**WHAT IS BEING ASKED:**
For the entries below, how many lines include the word "title"? Give the figure and nothing more.

(Excerpts from a figure dataset)

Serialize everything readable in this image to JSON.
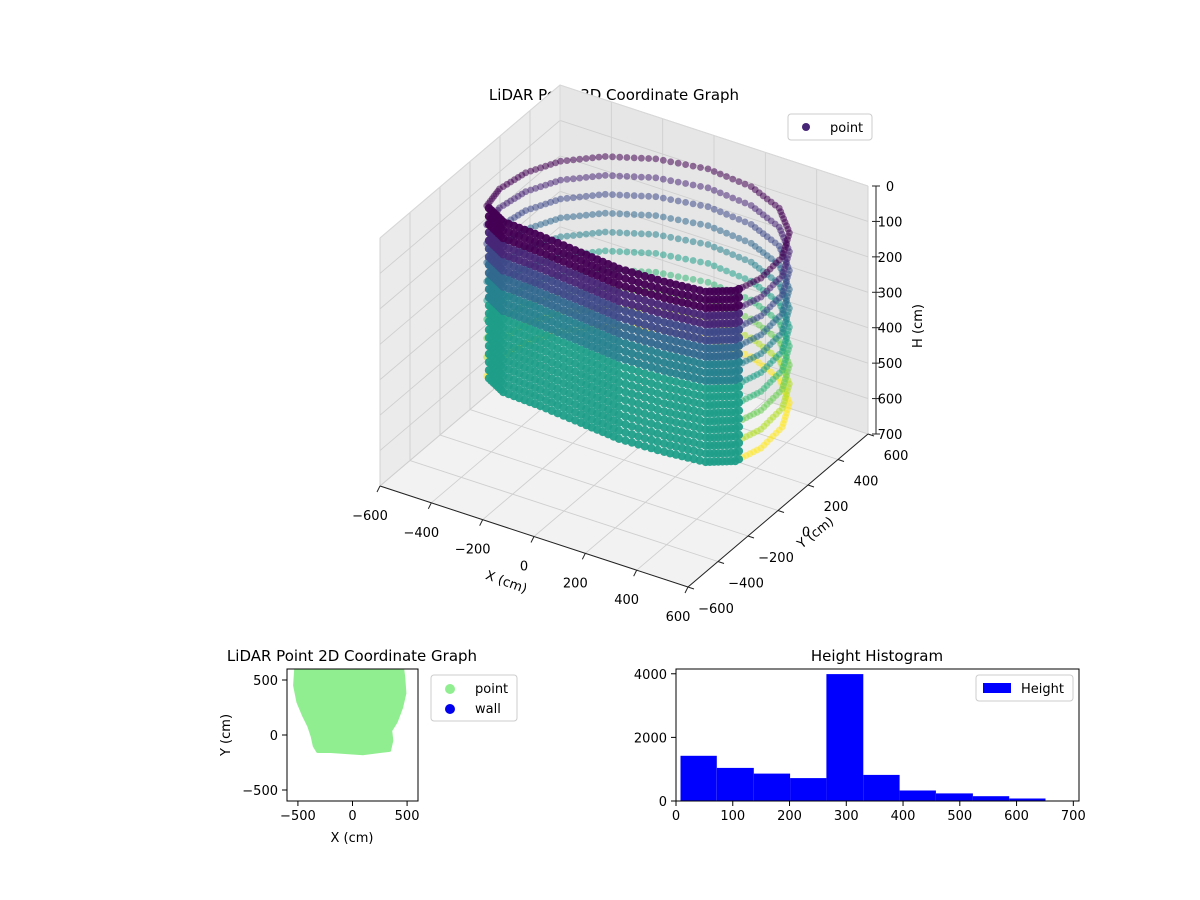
{
  "chart_data": [
    {
      "type": "scatter3d",
      "title": "LiDAR Point 3D Coordinate Graph",
      "xlabel": "X (cm)",
      "ylabel": "Y (cm)",
      "zlabel": "H (cm)",
      "xlim": [
        -600,
        600
      ],
      "ylim": [
        -600,
        600
      ],
      "zlim": [
        0,
        700
      ],
      "z_inverted": true,
      "xticks": [
        "−600",
        "−400",
        "−200",
        "0",
        "200",
        "400",
        "600"
      ],
      "yticks": [
        "−600",
        "−400",
        "−200",
        "0",
        "200",
        "400",
        "600"
      ],
      "zticks": [
        "0",
        "100",
        "200",
        "300",
        "400",
        "500",
        "600",
        "700"
      ],
      "grid": true,
      "colormap": "viridis",
      "legend": {
        "placement": "top-right",
        "entries": [
          {
            "name": "point",
            "color": "#482677"
          }
        ]
      },
      "series": [
        {
          "name": "point",
          "description_shape": "ring of vertical point columns around sensor, dense wall toward negative Y",
          "ring_points_xy": [
            [
              -520,
              60
            ],
            [
              -500,
              200
            ],
            [
              -440,
              330
            ],
            [
              -330,
              440
            ],
            [
              -180,
              520
            ],
            [
              0,
              560
            ],
            [
              180,
              540
            ],
            [
              330,
              470
            ],
            [
              440,
              350
            ],
            [
              500,
              200
            ],
            [
              510,
              40
            ],
            [
              480,
              -80
            ],
            [
              400,
              -140
            ],
            [
              250,
              -160
            ],
            [
              80,
              -170
            ],
            [
              -80,
              -150
            ],
            [
              -250,
              -130
            ],
            [
              -400,
              -120
            ],
            [
              -500,
              -60
            ]
          ],
          "height_range": [
            80,
            560
          ]
        }
      ]
    },
    {
      "type": "scatter",
      "title": "LiDAR Point 2D Coordinate Graph",
      "xlabel": "X (cm)",
      "ylabel": "Y (cm)",
      "xlim": [
        -600,
        600
      ],
      "ylim": [
        -600,
        600
      ],
      "xticks": [
        "−500",
        "0",
        "500"
      ],
      "yticks": [
        "500",
        "0",
        "−500"
      ],
      "legend": {
        "placement": "outside-right",
        "entries": [
          {
            "name": "point",
            "color": "#90ee90"
          },
          {
            "name": "wall",
            "color": "#0000ee"
          }
        ]
      },
      "series": [
        {
          "name": "point",
          "color": "#90ee90",
          "outline_xy": [
            [
              -520,
              600
            ],
            [
              -530,
              450
            ],
            [
              -500,
              300
            ],
            [
              -450,
              180
            ],
            [
              -400,
              80
            ],
            [
              -370,
              -10
            ],
            [
              -350,
              -100
            ],
            [
              -320,
              -150
            ],
            [
              -200,
              -150
            ],
            [
              -50,
              -160
            ],
            [
              100,
              -170
            ],
            [
              250,
              -150
            ],
            [
              340,
              -140
            ],
            [
              360,
              -50
            ],
            [
              350,
              40
            ],
            [
              400,
              120
            ],
            [
              450,
              250
            ],
            [
              480,
              380
            ],
            [
              470,
              520
            ],
            [
              460,
              600
            ]
          ]
        },
        {
          "name": "wall",
          "color": "#0000ee",
          "points": []
        }
      ]
    },
    {
      "type": "bar",
      "subtype": "histogram",
      "title": "Height Histogram",
      "xlabel": "",
      "ylabel": "",
      "xlim": [
        0,
        710
      ],
      "ylim": [
        0,
        4150
      ],
      "xticks": [
        "0",
        "100",
        "200",
        "300",
        "400",
        "500",
        "600",
        "700"
      ],
      "yticks": [
        "0",
        "2000",
        "4000"
      ],
      "color": "#0000ff",
      "legend": {
        "placement": "top-right",
        "entries": [
          {
            "name": "Height",
            "color": "#0000ff"
          }
        ]
      },
      "bin_edges": [
        8,
        72,
        137,
        201,
        265,
        330,
        394,
        458,
        523,
        587,
        651
      ],
      "counts": [
        1420,
        1040,
        860,
        720,
        3990,
        820,
        330,
        240,
        150,
        80
      ]
    }
  ]
}
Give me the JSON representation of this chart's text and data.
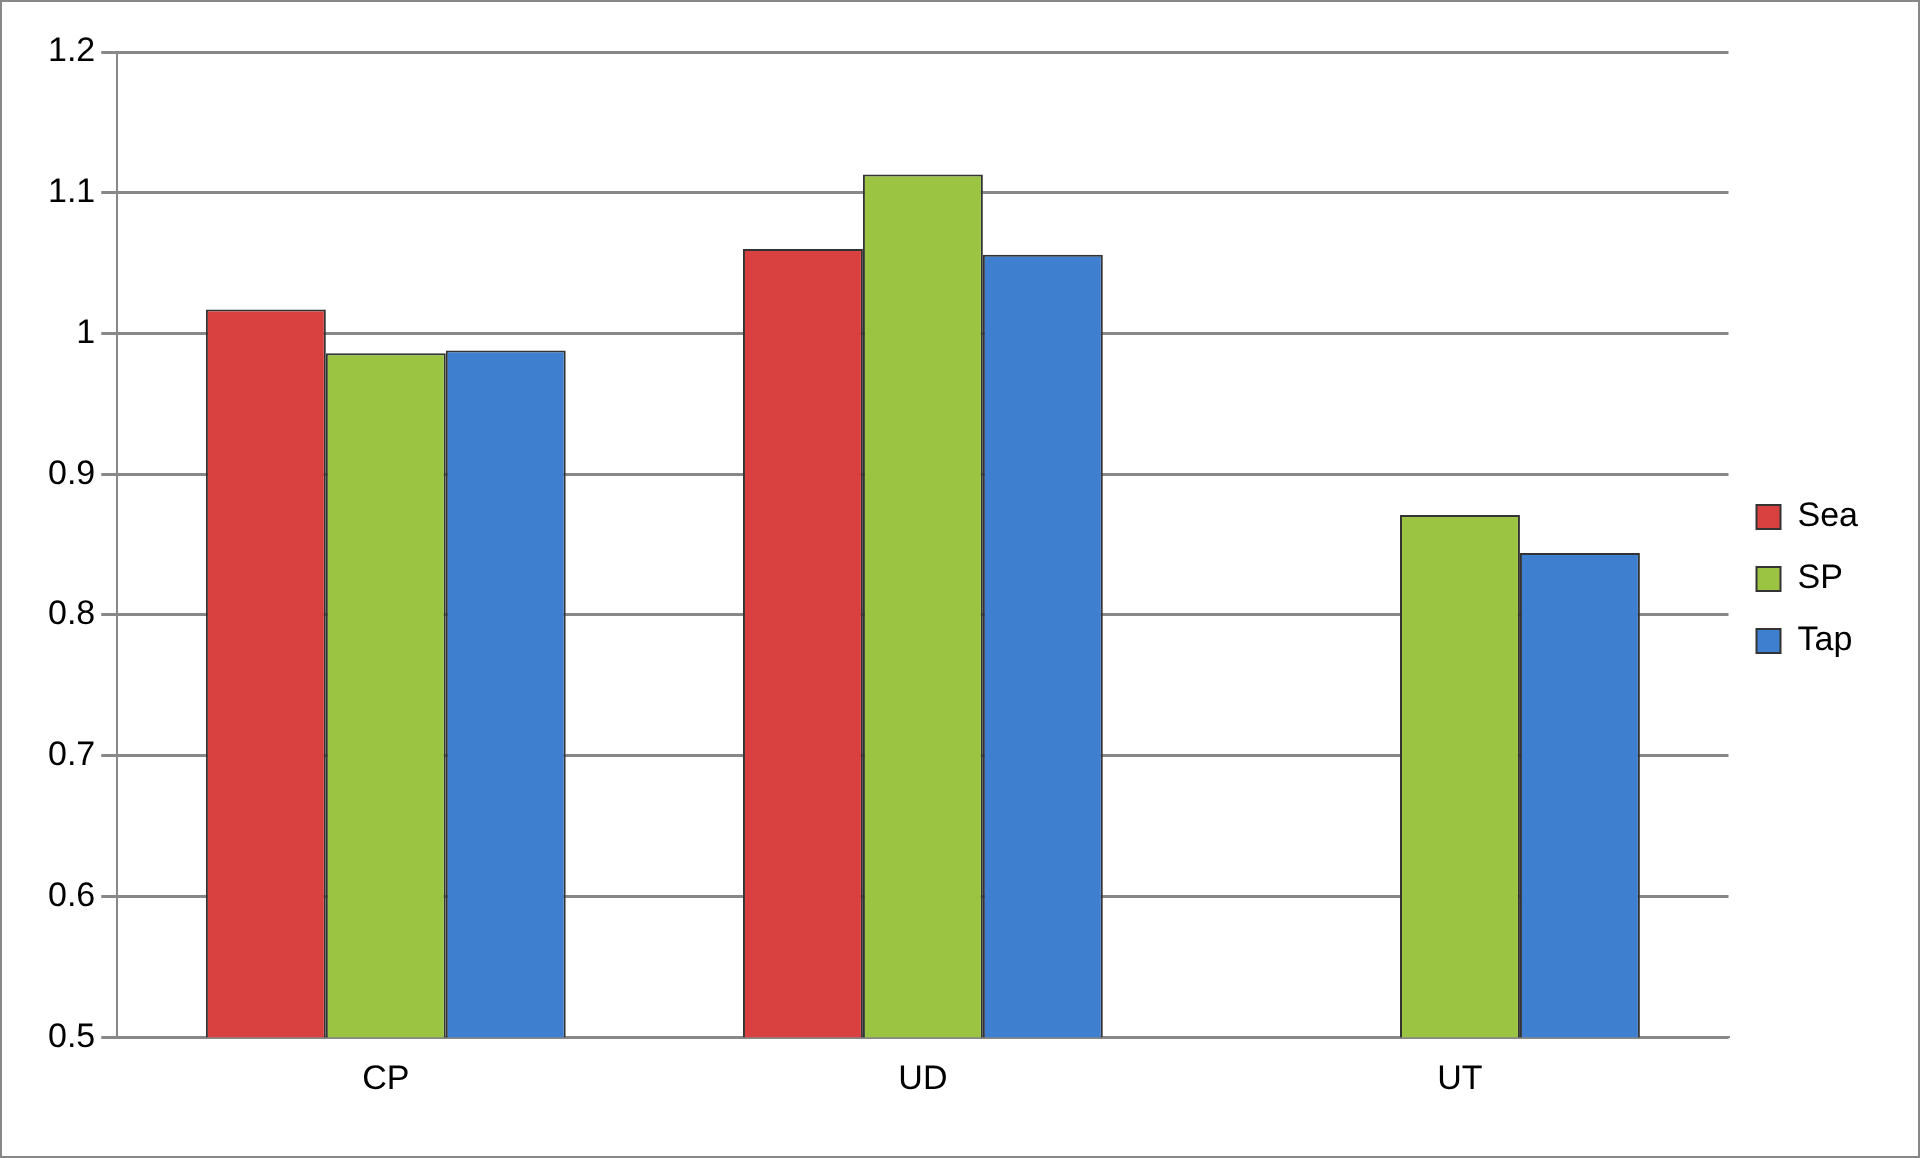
{
  "chart_data": {
    "type": "bar",
    "categories": [
      "CP",
      "UD",
      "UT"
    ],
    "series": [
      {
        "name": "Sea",
        "color": "#d94140",
        "values": [
          1.017,
          1.06,
          null
        ]
      },
      {
        "name": "SP",
        "color": "#9bc443",
        "values": [
          0.986,
          1.113,
          0.871
        ]
      },
      {
        "name": "Tap",
        "color": "#3f7fcf",
        "values": [
          0.988,
          1.056,
          0.844
        ]
      }
    ],
    "ylim": [
      0.5,
      1.2
    ],
    "yticks": [
      0.5,
      0.6,
      0.7,
      0.8,
      0.9,
      1,
      1.1,
      1.2
    ],
    "grid": "y",
    "legend": "right"
  }
}
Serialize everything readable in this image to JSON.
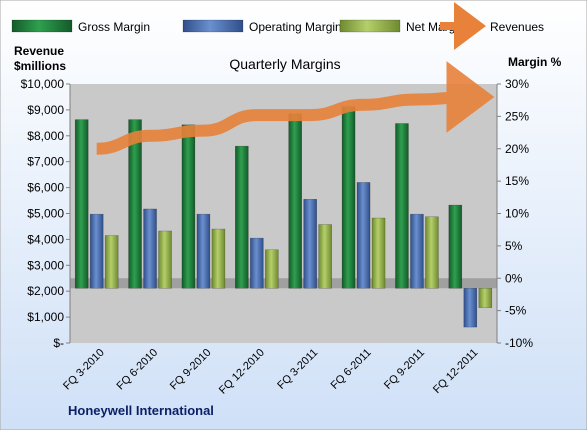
{
  "chart_data": {
    "type": "bar",
    "title": "Quarterly Margins",
    "categories": [
      "FQ 3-2010",
      "FQ 6-2010",
      "FQ 9-2010",
      "FQ 12-2010",
      "FQ 3-2011",
      "FQ 6-2011",
      "FQ 9-2011",
      "FQ 12-2011"
    ],
    "series": [
      {
        "name": "Gross Margin",
        "axis": "right",
        "color": "#1e7a3c",
        "values": [
          24.5,
          24.5,
          23.7,
          20.4,
          25.4,
          26.5,
          23.9,
          11.3
        ]
      },
      {
        "name": "Operating Margin",
        "axis": "right",
        "color": "#4a6fb0",
        "values": [
          9.9,
          10.7,
          9.9,
          6.2,
          12.2,
          14.8,
          9.9,
          -6.0
        ]
      },
      {
        "name": "Net Margin",
        "axis": "right",
        "color": "#93b34a",
        "values": [
          6.6,
          7.3,
          7.6,
          4.4,
          8.3,
          9.3,
          9.5,
          -3.0
        ]
      }
    ],
    "line_series": {
      "name": "Revenues",
      "axis": "left",
      "color": "#e8813a",
      "values": [
        7500,
        8000,
        8200,
        8800,
        8800,
        9200,
        9400,
        9500
      ]
    },
    "y_left": {
      "label_lines": [
        "Revenue",
        "$millions"
      ],
      "min": 0,
      "max": 10000,
      "step": 1000,
      "tick_labels": [
        "$-",
        "$1,000",
        "$2,000",
        "$3,000",
        "$4,000",
        "$5,000",
        "$6,000",
        "$7,000",
        "$8,000",
        "$9,000",
        "$10,000"
      ]
    },
    "y_right": {
      "label": "Margin %",
      "min": -10,
      "max": 30,
      "step": 5,
      "tick_labels": [
        "-10%",
        "-5%",
        "0%",
        "5%",
        "10%",
        "15%",
        "20%",
        "25%",
        "30%"
      ]
    },
    "grid": false,
    "legend_position": "top",
    "footer": "Honeywell International",
    "colors": {
      "plot_bg": "#c9c9c9",
      "page_bg_top": "#ffffff",
      "page_bg_bottom": "#cfe0f7",
      "zero_band": "#a0a0a0"
    }
  }
}
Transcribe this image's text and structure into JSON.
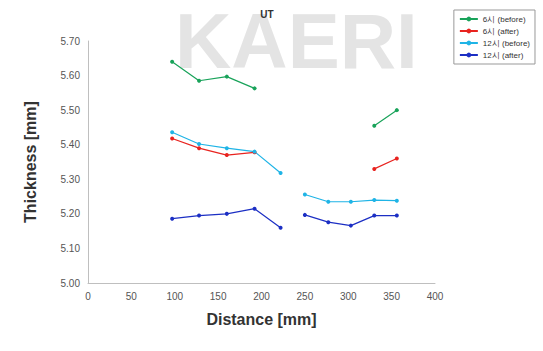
{
  "chart_data": {
    "type": "line",
    "title": "UT",
    "x_label": "Distance [mm]",
    "y_label": "Thickness [mm]",
    "annotations": [
      "KAERI"
    ],
    "xlim": [
      0,
      400
    ],
    "xticks": [
      0,
      50,
      100,
      150,
      200,
      250,
      300,
      350,
      400
    ],
    "ylim": [
      5,
      5.7
    ],
    "yticks": [
      {
        "value": 5,
        "label": "5.00"
      },
      {
        "value": 5.1,
        "label": "5.10"
      },
      {
        "value": 5.2,
        "label": "5.20"
      },
      {
        "value": 5.3,
        "label": "5.30"
      },
      {
        "value": 5.4,
        "label": "5.40"
      },
      {
        "value": 5.5,
        "label": "5.50"
      },
      {
        "value": 5.6,
        "label": "5.60"
      },
      {
        "value": 5.7,
        "label": "5.70"
      }
    ],
    "grid": false,
    "legend": "top-right",
    "marker": "circle",
    "series": [
      {
        "name": "6시 (before)",
        "color": "#19a35a",
        "x": [
          97,
          128,
          160,
          192,
          null,
          330,
          356
        ],
        "values": [
          5.64,
          5.585,
          5.597,
          5.563,
          null,
          5.455,
          5.5
        ]
      },
      {
        "name": "6시 (after)",
        "color": "#e8231f",
        "x": [
          97,
          128,
          160,
          192,
          null,
          330,
          356
        ],
        "values": [
          5.418,
          5.39,
          5.37,
          5.378,
          null,
          5.33,
          5.36
        ]
      },
      {
        "name": "12시 (before)",
        "color": "#1fb4e6",
        "x": [
          97,
          128,
          160,
          192,
          222,
          null,
          250,
          277,
          303,
          330,
          356
        ],
        "values": [
          5.436,
          5.402,
          5.39,
          5.38,
          5.318,
          null,
          5.256,
          5.235,
          5.235,
          5.24,
          5.238
        ]
      },
      {
        "name": "12시 (after)",
        "color": "#1c2fc4",
        "x": [
          97,
          128,
          160,
          192,
          222,
          null,
          250,
          277,
          303,
          330,
          356
        ],
        "values": [
          5.186,
          5.195,
          5.2,
          5.215,
          5.16,
          null,
          5.197,
          5.176,
          5.166,
          5.195,
          5.195
        ]
      }
    ]
  }
}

**EXERCISE RESULT:**
5